* start *

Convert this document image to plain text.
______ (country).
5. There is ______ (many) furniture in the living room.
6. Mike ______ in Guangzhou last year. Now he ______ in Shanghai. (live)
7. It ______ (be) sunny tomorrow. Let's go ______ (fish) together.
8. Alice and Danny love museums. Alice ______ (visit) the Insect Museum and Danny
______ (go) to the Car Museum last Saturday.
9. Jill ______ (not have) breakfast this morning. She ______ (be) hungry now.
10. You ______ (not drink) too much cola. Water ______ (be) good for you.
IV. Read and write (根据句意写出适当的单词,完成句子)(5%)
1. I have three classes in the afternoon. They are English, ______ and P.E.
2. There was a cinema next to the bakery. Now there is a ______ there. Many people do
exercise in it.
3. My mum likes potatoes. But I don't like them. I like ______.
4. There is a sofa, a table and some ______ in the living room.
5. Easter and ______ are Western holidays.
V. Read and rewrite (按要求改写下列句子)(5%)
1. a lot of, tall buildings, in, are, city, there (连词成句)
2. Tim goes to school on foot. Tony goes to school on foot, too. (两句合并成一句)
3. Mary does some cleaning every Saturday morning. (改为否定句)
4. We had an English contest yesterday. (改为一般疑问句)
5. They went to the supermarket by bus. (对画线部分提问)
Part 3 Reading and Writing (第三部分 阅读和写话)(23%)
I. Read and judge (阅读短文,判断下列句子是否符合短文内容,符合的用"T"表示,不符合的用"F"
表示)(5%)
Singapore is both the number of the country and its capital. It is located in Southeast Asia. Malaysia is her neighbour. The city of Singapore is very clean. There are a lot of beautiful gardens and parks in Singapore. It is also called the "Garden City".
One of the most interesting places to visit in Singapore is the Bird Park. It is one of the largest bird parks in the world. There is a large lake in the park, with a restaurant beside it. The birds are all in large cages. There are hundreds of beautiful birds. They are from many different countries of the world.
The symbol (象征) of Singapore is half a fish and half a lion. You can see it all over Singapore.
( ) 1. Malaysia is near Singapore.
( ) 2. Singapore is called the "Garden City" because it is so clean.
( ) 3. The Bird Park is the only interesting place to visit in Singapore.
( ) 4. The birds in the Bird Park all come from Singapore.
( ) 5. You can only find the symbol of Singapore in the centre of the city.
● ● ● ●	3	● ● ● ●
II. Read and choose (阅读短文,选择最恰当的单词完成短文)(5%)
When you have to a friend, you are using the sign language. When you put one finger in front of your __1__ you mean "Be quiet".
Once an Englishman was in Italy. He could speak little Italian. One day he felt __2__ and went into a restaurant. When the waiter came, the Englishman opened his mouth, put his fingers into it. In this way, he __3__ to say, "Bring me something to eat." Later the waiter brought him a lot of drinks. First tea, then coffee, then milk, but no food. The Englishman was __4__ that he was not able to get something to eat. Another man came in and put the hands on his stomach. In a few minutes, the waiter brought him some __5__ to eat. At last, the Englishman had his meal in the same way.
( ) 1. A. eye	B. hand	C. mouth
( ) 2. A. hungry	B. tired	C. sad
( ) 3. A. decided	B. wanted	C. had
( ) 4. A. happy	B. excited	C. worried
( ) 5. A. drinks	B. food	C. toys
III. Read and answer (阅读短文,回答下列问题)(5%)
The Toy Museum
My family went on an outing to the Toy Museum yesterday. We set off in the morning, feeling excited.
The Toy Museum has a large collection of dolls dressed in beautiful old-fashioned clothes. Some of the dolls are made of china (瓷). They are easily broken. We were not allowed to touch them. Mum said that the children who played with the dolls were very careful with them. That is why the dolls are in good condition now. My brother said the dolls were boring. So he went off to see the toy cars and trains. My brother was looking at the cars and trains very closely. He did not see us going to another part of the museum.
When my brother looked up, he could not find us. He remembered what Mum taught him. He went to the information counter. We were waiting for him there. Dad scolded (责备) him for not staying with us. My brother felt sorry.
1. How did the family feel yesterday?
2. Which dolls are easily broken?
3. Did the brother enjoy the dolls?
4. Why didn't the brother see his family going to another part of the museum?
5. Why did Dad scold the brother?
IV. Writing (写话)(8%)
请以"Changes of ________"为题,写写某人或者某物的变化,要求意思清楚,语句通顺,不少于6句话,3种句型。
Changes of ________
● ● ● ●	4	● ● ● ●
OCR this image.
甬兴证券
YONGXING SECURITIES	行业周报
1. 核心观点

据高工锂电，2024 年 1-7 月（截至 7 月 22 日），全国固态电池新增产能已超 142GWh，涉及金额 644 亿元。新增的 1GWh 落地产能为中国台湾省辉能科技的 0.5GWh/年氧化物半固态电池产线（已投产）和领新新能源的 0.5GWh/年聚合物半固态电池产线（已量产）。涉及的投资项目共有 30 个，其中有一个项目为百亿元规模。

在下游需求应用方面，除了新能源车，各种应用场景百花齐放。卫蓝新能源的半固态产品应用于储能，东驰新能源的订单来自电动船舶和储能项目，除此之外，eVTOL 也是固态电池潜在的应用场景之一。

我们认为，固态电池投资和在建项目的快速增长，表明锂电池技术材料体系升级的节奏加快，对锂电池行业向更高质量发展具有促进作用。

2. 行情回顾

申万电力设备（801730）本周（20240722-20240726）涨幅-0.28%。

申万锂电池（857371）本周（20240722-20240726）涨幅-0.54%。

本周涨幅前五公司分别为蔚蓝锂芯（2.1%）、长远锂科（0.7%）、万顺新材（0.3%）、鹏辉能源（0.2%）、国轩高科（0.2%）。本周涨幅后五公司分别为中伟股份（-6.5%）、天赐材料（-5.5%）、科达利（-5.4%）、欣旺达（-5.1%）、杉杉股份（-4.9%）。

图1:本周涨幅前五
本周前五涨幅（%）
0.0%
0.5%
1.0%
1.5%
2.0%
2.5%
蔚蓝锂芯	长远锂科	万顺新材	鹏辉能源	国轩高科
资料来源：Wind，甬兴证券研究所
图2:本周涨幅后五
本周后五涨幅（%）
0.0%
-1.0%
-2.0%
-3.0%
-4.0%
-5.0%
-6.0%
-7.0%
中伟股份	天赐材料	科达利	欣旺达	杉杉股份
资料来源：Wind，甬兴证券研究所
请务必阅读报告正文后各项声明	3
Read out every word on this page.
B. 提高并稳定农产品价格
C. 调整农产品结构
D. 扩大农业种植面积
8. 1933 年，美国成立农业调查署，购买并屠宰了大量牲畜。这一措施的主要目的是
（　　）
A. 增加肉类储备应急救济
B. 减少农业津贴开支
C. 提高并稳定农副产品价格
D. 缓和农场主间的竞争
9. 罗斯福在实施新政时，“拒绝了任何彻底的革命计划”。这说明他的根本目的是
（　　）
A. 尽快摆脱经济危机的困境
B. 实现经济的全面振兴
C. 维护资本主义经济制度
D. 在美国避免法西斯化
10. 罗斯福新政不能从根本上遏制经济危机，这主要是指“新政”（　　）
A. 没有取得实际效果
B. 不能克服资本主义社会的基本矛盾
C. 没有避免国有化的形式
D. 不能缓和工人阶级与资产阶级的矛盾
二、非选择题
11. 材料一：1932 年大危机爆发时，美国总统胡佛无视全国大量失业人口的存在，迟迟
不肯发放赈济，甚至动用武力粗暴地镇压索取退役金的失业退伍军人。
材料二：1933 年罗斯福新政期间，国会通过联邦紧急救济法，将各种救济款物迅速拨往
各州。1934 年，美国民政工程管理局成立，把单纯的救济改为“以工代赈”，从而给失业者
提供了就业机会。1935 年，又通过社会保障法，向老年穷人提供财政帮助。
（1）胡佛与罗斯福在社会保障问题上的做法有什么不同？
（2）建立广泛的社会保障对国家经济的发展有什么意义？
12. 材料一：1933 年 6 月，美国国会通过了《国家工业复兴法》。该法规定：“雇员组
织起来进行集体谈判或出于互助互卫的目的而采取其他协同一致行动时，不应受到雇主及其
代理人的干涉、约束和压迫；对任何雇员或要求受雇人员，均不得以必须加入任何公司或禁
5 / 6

* end *

Go through the records above and retype each one exactly.

Convert this document image to plain text.
______ (country).
5. There is ______ (many) furniture in the living room.
6. Mike ______ in Guangzhou last year. Now he ______ in Shanghai. (live)
7. It ______ (be) sunny tomorrow. Let's go ______ (fish) together.
8. Alice and Danny love museums. Alice ______ (visit) the Insect Museum and Danny
______ (go) to the Car Museum last Saturday.
9. Jill ______ (not have) breakfast this morning. She ______ (be) hungry now.
10. You ______ (not drink) too much cola. Water ______ (be) good for you.
IV. Read and write (根据句意写出适当的单词,完成句子)(5%)
1. I have three classes in the afternoon. They are English, ______ and P.E.
2. There was a cinema next to the bakery. Now there is a ______ there. Many people do
exercise in it.
3. My mum likes potatoes. But I don't like them. I like ______.
4. There is a sofa, a table and some ______ in the living room.
5. Easter and ______ are Western holidays.
V. Read and rewrite (按要求改写下列句子)(5%)
1. a lot of, tall buildings, in, are, city, there (连词成句)
2. Tim goes to school on foot. Tony goes to school on foot, too. (两句合并成一句)
3. Mary does some cleaning every Saturday morning. (改为否定句)
4. We had an English contest yesterday. (改为一般疑问句)
5. They went to the supermarket by bus. (对画线部分提问)
Part 3 Reading and Writing (第三部分 阅读和写话)(23%)
I. Read and judge (阅读短文,判断下列句子是否符合短文内容,符合的用"T"表示,不符合的用"F"
表示)(5%)
Singapore is both the number of the country and its capital. It is located in Southeast Asia. Malaysia is her neighbour. The city of Singapore is very clean. There are a lot of beautiful gardens and parks in Singapore. It is also called the "Garden City".
One of the most interesting places to visit in Singapore is the Bird Park. It is one of the largest bird parks in the world. There is a large lake in the park, with a restaurant beside it. The birds are all in large cages. There are hundreds of beautiful birds. They are from many different countries of the world.
The symbol (象征) of Singapore is half a fish and half a lion. You can see it all over Singapore.
( ) 1. Malaysia is near Singapore.
( ) 2. Singapore is called the "Garden City" because it is so clean.
( ) 3. The Bird Park is the only interesting place to visit in Singapore.
( ) 4. The birds in the Bird Park all come from Singapore.
( ) 5. You can only find the symbol of Singapore in the centre of the city.
● ● ● ●	3	● ● ● ●
II. Read and choose (阅读短文,选择最恰当的单词完成短文)(5%)
When you have to a friend, you are using the sign language. When you put one finger in front of your __1__ you mean "Be quiet".
Once an Englishman was in Italy. He could speak little Italian. One day he felt __2__ and went into a restaurant. When the waiter came, the Englishman opened his mouth, put his fingers into it. In this way, he __3__ to say, "Bring me something to eat." Later the waiter brought him a lot of drinks. First tea, then coffee, then milk, but no food. The Englishman was __4__ that he was not able to get something to eat. Another man came in and put the hands on his stomach. In a few minutes, the waiter brought him some __5__ to eat. At last, the Englishman had his meal in the same way.
( ) 1. A. eye	B. hand	C. mouth
( ) 2. A. hungry	B. tired	C. sad
( ) 3. A. decided	B. wanted	C. had
( ) 4. A. happy	B. excited	C. worried
( ) 5. A. drinks	B. food	C. toys
III. Read and answer (阅读短文,回答下列问题)(5%)
The Toy Museum
My family went on an outing to the Toy Museum yesterday. We set off in the morning, feeling excited.
The Toy Museum has a large collection of dolls dressed in beautiful old-fashioned clothes. Some of the dolls are made of china (瓷). They are easily broken. We were not allowed to touch them. Mum said that the children who played with the dolls were very careful with them. That is why the dolls are in good condition now. My brother said the dolls were boring. So he went off to see the toy cars and trains. My brother was looking at the cars and trains very closely. He did not see us going to another part of the museum.
When my brother looked up, he could not find us. He remembered what Mum taught him. He went to the information counter. We were waiting for him there. Dad scolded (责备) him for not staying with us. My brother felt sorry.
1. How did the family feel yesterday?
2. Which dolls are easily broken?
3. Did the brother enjoy the dolls?
4. Why didn't the brother see his family going to another part of the museum?
5. Why did Dad scold the brother?
IV. Writing (写话)(8%)
请以"Changes of ________"为题,写写某人或者某物的变化,要求意思清楚,语句通顺,不少于6句话,3种句型。
Changes of ________
● ● ● ●	4	● ● ● ●
OCR this image.
甬兴证券
YONGXING SECURITIES	行业周报
1. 核心观点

据高工锂电，2024 年 1-7 月（截至 7 月 22 日），全国固态电池新增产能已超 142GWh，涉及金额 644 亿元。新增的 1GWh 落地产能为中国台湾省辉能科技的 0.5GWh/年氧化物半固态电池产线（已投产）和领新新能源的 0.5GWh/年聚合物半固态电池产线（已量产）。涉及的投资项目共有 30 个，其中有一个项目为百亿元规模。

在下游需求应用方面，除了新能源车，各种应用场景百花齐放。卫蓝新能源的半固态产品应用于储能，东驰新能源的订单来自电动船舶和储能项目，除此之外，eVTOL 也是固态电池潜在的应用场景之一。

我们认为，固态电池投资和在建项目的快速增长，表明锂电池技术材料体系升级的节奏加快，对锂电池行业向更高质量发展具有促进作用。

2. 行情回顾

申万电力设备（801730）本周（20240722-20240726）涨幅-0.28%。

申万锂电池（857371）本周（20240722-20240726）涨幅-0.54%。

本周涨幅前五公司分别为蔚蓝锂芯（2.1%）、长远锂科（0.7%）、万顺新材（0.3%）、鹏辉能源（0.2%）、国轩高科（0.2%）。本周涨幅后五公司分别为中伟股份（-6.5%）、天赐材料（-5.5%）、科达利（-5.4%）、欣旺达（-5.1%）、杉杉股份（-4.9%）。

图1:本周涨幅前五
本周前五涨幅（%）
0.0%
0.5%
1.0%
1.5%
2.0%
2.5%
蔚蓝锂芯	长远锂科	万顺新材	鹏辉能源	国轩高科
资料来源：Wind，甬兴证券研究所
图2:本周涨幅后五
本周后五涨幅（%）
0.0%
-1.0%
-2.0%
-3.0%
-4.0%
-5.0%
-6.0%
-7.0%
中伟股份	天赐材料	科达利	欣旺达	杉杉股份
资料来源：Wind，甬兴证券研究所
请务必阅读报告正文后各项声明	3
Read out every word on this page.
B. 提高并稳定农产品价格
C. 调整农产品结构
D. 扩大农业种植面积
8. 1933 年，美国成立农业调查署，购买并屠宰了大量牲畜。这一措施的主要目的是
（　　）
A. 增加肉类储备应急救济
B. 减少农业津贴开支
C. 提高并稳定农副产品价格
D. 缓和农场主间的竞争
9. 罗斯福在实施新政时，“拒绝了任何彻底的革命计划”。这说明他的根本目的是
（　　）
A. 尽快摆脱经济危机的困境
B. 实现经济的全面振兴
C. 维护资本主义经济制度
D. 在美国避免法西斯化
10. 罗斯福新政不能从根本上遏制经济危机，这主要是指“新政”（　　）
A. 没有取得实际效果
B. 不能克服资本主义社会的基本矛盾
C. 没有避免国有化的形式
D. 不能缓和工人阶级与资产阶级的矛盾
二、非选择题
11. 材料一：1932 年大危机爆发时，美国总统胡佛无视全国大量失业人口的存在，迟迟
不肯发放赈济，甚至动用武力粗暴地镇压索取退役金的失业退伍军人。
材料二：1933 年罗斯福新政期间，国会通过联邦紧急救济法，将各种救济款物迅速拨往
各州。1934 年，美国民政工程管理局成立，把单纯的救济改为“以工代赈”，从而给失业者
提供了就业机会。1935 年，又通过社会保障法，向老年穷人提供财政帮助。
（1）胡佛与罗斯福在社会保障问题上的做法有什么不同？
（2）建立广泛的社会保障对国家经济的发展有什么意义？
12. 材料一：1933 年 6 月，美国国会通过了《国家工业复兴法》。该法规定：“雇员组
织起来进行集体谈判或出于互助互卫的目的而采取其他协同一致行动时，不应受到雇主及其
代理人的干涉、约束和压迫；对任何雇员或要求受雇人员，均不得以必须加入任何公司或禁
5 / 6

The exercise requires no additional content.